■ THE PROBLEM ■
Repeat the material in full. Keep every line exactly as it is.

··· RECORDS FOR PROCESSING

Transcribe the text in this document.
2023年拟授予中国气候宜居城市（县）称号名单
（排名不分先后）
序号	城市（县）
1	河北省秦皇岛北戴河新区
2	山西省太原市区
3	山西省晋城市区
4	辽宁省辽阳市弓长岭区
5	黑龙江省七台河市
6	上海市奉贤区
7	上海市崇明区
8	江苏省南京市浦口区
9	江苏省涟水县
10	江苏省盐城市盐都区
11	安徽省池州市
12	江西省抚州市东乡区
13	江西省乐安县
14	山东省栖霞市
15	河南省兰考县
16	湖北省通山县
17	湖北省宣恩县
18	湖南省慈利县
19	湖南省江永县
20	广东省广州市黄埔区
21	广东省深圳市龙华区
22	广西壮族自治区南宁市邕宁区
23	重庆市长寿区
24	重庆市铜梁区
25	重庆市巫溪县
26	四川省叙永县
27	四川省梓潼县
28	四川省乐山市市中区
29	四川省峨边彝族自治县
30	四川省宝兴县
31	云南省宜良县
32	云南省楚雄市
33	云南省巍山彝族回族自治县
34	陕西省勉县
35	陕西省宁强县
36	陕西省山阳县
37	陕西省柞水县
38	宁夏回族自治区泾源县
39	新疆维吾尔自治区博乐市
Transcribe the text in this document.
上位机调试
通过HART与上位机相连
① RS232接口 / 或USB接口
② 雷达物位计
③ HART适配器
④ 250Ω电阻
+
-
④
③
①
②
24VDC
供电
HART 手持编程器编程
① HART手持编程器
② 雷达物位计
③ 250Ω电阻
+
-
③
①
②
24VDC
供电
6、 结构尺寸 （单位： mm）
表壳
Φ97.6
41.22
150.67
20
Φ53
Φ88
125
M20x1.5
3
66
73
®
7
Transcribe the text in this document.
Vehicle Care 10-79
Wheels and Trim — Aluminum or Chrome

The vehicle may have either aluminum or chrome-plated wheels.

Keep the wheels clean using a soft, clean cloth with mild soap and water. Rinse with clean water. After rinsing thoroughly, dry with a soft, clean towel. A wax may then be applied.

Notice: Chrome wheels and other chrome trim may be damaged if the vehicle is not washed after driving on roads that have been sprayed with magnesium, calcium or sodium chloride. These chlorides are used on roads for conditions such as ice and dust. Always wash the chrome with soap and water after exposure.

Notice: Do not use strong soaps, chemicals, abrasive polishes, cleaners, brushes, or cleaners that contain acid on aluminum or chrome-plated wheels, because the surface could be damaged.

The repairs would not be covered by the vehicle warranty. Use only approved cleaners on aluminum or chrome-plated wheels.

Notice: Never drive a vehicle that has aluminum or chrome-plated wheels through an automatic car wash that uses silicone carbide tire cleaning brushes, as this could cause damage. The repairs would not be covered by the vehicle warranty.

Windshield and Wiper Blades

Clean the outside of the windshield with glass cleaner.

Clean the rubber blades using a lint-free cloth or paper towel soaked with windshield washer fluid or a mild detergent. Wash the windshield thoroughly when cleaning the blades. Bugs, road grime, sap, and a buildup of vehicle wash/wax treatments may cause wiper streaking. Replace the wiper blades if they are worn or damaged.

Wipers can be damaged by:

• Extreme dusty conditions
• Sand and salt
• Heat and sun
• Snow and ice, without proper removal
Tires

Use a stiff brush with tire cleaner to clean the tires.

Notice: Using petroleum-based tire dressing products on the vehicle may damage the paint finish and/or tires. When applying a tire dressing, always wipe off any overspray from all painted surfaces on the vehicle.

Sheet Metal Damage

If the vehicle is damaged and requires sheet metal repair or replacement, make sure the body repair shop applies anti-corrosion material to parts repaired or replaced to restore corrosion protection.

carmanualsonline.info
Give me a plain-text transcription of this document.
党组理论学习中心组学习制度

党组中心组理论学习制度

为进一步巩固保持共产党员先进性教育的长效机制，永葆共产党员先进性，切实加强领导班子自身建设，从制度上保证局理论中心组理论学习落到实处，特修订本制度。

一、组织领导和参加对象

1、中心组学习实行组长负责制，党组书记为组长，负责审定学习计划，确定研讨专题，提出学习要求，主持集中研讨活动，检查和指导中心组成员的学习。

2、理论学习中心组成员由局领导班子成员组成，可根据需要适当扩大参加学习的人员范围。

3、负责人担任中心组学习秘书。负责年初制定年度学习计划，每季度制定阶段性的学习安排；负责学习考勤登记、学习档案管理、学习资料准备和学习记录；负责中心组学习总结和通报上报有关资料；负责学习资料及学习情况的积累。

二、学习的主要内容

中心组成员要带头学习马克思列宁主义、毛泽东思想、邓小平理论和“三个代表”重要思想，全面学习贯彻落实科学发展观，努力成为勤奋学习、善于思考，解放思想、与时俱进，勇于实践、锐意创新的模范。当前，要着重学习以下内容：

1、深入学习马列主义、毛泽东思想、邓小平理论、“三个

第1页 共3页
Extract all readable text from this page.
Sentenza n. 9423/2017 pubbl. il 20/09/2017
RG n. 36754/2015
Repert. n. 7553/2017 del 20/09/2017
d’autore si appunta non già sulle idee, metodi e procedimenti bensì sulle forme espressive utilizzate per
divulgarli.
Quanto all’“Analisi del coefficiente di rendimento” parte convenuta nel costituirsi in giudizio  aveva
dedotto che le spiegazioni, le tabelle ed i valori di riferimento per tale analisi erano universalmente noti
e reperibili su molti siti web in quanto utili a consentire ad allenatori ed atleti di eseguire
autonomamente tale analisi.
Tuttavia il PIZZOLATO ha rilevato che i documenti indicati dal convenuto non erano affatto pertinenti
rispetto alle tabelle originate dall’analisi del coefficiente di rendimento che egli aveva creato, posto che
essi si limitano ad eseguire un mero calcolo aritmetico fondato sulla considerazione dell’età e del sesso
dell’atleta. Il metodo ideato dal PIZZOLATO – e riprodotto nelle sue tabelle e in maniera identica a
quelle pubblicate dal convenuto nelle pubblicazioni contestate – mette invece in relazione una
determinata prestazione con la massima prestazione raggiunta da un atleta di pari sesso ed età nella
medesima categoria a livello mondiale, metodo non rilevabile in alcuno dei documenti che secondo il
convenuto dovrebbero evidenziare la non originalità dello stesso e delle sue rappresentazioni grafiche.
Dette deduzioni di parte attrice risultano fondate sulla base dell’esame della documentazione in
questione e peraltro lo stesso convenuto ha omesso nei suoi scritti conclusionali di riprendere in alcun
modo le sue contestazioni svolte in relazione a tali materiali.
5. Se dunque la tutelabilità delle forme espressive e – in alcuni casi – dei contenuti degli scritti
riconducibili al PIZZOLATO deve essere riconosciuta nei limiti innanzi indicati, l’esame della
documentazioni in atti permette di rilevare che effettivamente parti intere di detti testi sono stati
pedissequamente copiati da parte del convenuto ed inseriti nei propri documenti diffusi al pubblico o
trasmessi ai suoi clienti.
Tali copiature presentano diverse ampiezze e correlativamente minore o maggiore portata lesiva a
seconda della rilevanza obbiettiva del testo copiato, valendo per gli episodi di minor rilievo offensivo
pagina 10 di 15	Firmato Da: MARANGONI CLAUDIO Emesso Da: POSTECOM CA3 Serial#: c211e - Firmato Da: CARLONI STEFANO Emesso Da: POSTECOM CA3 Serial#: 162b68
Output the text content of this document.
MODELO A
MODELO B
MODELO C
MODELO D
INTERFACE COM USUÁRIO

······

■ SOLUTION FOR THIS EXERCISE ■
Transcribe the text in this document.
2023年拟授予中国气候宜居城市（县）称号名单
（排名不分先后）
序号	城市（县）
1	河北省秦皇岛北戴河新区
2	山西省太原市区
3	山西省晋城市区
4	辽宁省辽阳市弓长岭区
5	黑龙江省七台河市
6	上海市奉贤区
7	上海市崇明区
8	江苏省南京市浦口区
9	江苏省涟水县
10	江苏省盐城市盐都区
11	安徽省池州市
12	江西省抚州市东乡区
13	江西省乐安县
14	山东省栖霞市
15	河南省兰考县
16	湖北省通山县
17	湖北省宣恩县
18	湖南省慈利县
19	湖南省江永县
20	广东省广州市黄埔区
21	广东省深圳市龙华区
22	广西壮族自治区南宁市邕宁区
23	重庆市长寿区
24	重庆市铜梁区
25	重庆市巫溪县
26	四川省叙永县
27	四川省梓潼县
28	四川省乐山市市中区
29	四川省峨边彝族自治县
30	四川省宝兴县
31	云南省宜良县
32	云南省楚雄市
33	云南省巍山彝族回族自治县
34	陕西省勉县
35	陕西省宁强县
36	陕西省山阳县
37	陕西省柞水县
38	宁夏回族自治区泾源县
39	新疆维吾尔自治区博乐市
Transcribe the text in this document.
上位机调试
通过HART与上位机相连
① RS232接口 / 或USB接口
② 雷达物位计
③ HART适配器
④ 250Ω电阻
+
-
④
③
①
②
24VDC
供电
HART 手持编程器编程
① HART手持编程器
② 雷达物位计
③ 250Ω电阻
+
-
③
①
②
24VDC
供电
6、 结构尺寸 （单位： mm）
表壳
Φ97.6
41.22
150.67
20
Φ53
Φ88
125
M20x1.5
3
66
73
®
7
Transcribe the text in this document.
Vehicle Care 10-79
Wheels and Trim — Aluminum or Chrome

The vehicle may have either aluminum or chrome-plated wheels.

Keep the wheels clean using a soft, clean cloth with mild soap and water. Rinse with clean water. After rinsing thoroughly, dry with a soft, clean towel. A wax may then be applied.

Notice: Chrome wheels and other chrome trim may be damaged if the vehicle is not washed after driving on roads that have been sprayed with magnesium, calcium or sodium chloride. These chlorides are used on roads for conditions such as ice and dust. Always wash the chrome with soap and water after exposure.

Notice: Do not use strong soaps, chemicals, abrasive polishes, cleaners, brushes, or cleaners that contain acid on aluminum or chrome-plated wheels, because the surface could be damaged.

The repairs would not be covered by the vehicle warranty. Use only approved cleaners on aluminum or chrome-plated wheels.

Notice: Never drive a vehicle that has aluminum or chrome-plated wheels through an automatic car wash that uses silicone carbide tire cleaning brushes, as this could cause damage. The repairs would not be covered by the vehicle warranty.

Windshield and Wiper Blades

Clean the outside of the windshield with glass cleaner.

Clean the rubber blades using a lint-free cloth or paper towel soaked with windshield washer fluid or a mild detergent. Wash the windshield thoroughly when cleaning the blades. Bugs, road grime, sap, and a buildup of vehicle wash/wax treatments may cause wiper streaking. Replace the wiper blades if they are worn or damaged.

Wipers can be damaged by:

• Extreme dusty conditions
• Sand and salt
• Heat and sun
• Snow and ice, without proper removal
Tires

Use a stiff brush with tire cleaner to clean the tires.

Notice: Using petroleum-based tire dressing products on the vehicle may damage the paint finish and/or tires. When applying a tire dressing, always wipe off any overspray from all painted surfaces on the vehicle.

Sheet Metal Damage

If the vehicle is damaged and requires sheet metal repair or replacement, make sure the body repair shop applies anti-corrosion material to parts repaired or replaced to restore corrosion protection.

carmanualsonline.info
Give me a plain-text transcription of this document.
党组理论学习中心组学习制度

党组中心组理论学习制度

为进一步巩固保持共产党员先进性教育的长效机制，永葆共产党员先进性，切实加强领导班子自身建设，从制度上保证局理论中心组理论学习落到实处，特修订本制度。

一、组织领导和参加对象

1、中心组学习实行组长负责制，党组书记为组长，负责审定学习计划，确定研讨专题，提出学习要求，主持集中研讨活动，检查和指导中心组成员的学习。

2、理论学习中心组成员由局领导班子成员组成，可根据需要适当扩大参加学习的人员范围。

3、负责人担任中心组学习秘书。负责年初制定年度学习计划，每季度制定阶段性的学习安排；负责学习考勤登记、学习档案管理、学习资料准备和学习记录；负责中心组学习总结和通报上报有关资料；负责学习资料及学习情况的积累。

二、学习的主要内容

中心组成员要带头学习马克思列宁主义、毛泽东思想、邓小平理论和“三个代表”重要思想，全面学习贯彻落实科学发展观，努力成为勤奋学习、善于思考，解放思想、与时俱进，勇于实践、锐意创新的模范。当前，要着重学习以下内容：

1、深入学习马列主义、毛泽东思想、邓小平理论、“三个

第1页 共3页
Extract all readable text from this page.
Sentenza n. 9423/2017 pubbl. il 20/09/2017
RG n. 36754/2015
Repert. n. 7553/2017 del 20/09/2017
d’autore si appunta non già sulle idee, metodi e procedimenti bensì sulle forme espressive utilizzate per
divulgarli.
Quanto all’“Analisi del coefficiente di rendimento” parte convenuta nel costituirsi in giudizio  aveva
dedotto che le spiegazioni, le tabelle ed i valori di riferimento per tale analisi erano universalmente noti
e reperibili su molti siti web in quanto utili a consentire ad allenatori ed atleti di eseguire
autonomamente tale analisi.
Tuttavia il PIZZOLATO ha rilevato che i documenti indicati dal convenuto non erano affatto pertinenti
rispetto alle tabelle originate dall’analisi del coefficiente di rendimento che egli aveva creato, posto che
essi si limitano ad eseguire un mero calcolo aritmetico fondato sulla considerazione dell’età e del sesso
dell’atleta. Il metodo ideato dal PIZZOLATO – e riprodotto nelle sue tabelle e in maniera identica a
quelle pubblicate dal convenuto nelle pubblicazioni contestate – mette invece in relazione una
determinata prestazione con la massima prestazione raggiunta da un atleta di pari sesso ed età nella
medesima categoria a livello mondiale, metodo non rilevabile in alcuno dei documenti che secondo il
convenuto dovrebbero evidenziare la non originalità dello stesso e delle sue rappresentazioni grafiche.
Dette deduzioni di parte attrice risultano fondate sulla base dell’esame della documentazione in
questione e peraltro lo stesso convenuto ha omesso nei suoi scritti conclusionali di riprendere in alcun
modo le sue contestazioni svolte in relazione a tali materiali.
5. Se dunque la tutelabilità delle forme espressive e – in alcuni casi – dei contenuti degli scritti
riconducibili al PIZZOLATO deve essere riconosciuta nei limiti innanzi indicati, l’esame della
documentazioni in atti permette di rilevare che effettivamente parti intere di detti testi sono stati
pedissequamente copiati da parte del convenuto ed inseriti nei propri documenti diffusi al pubblico o
trasmessi ai suoi clienti.
Tali copiature presentano diverse ampiezze e correlativamente minore o maggiore portata lesiva a
seconda della rilevanza obbiettiva del testo copiato, valendo per gli episodi di minor rilievo offensivo
pagina 10 di 15	Firmato Da: MARANGONI CLAUDIO Emesso Da: POSTECOM CA3 Serial#: c211e - Firmato Da: CARLONI STEFANO Emesso Da: POSTECOM CA3 Serial#: 162b68
Output the text content of this document.
MODELO A
MODELO B
MODELO C
MODELO D
INTERFACE COM USUÁRIO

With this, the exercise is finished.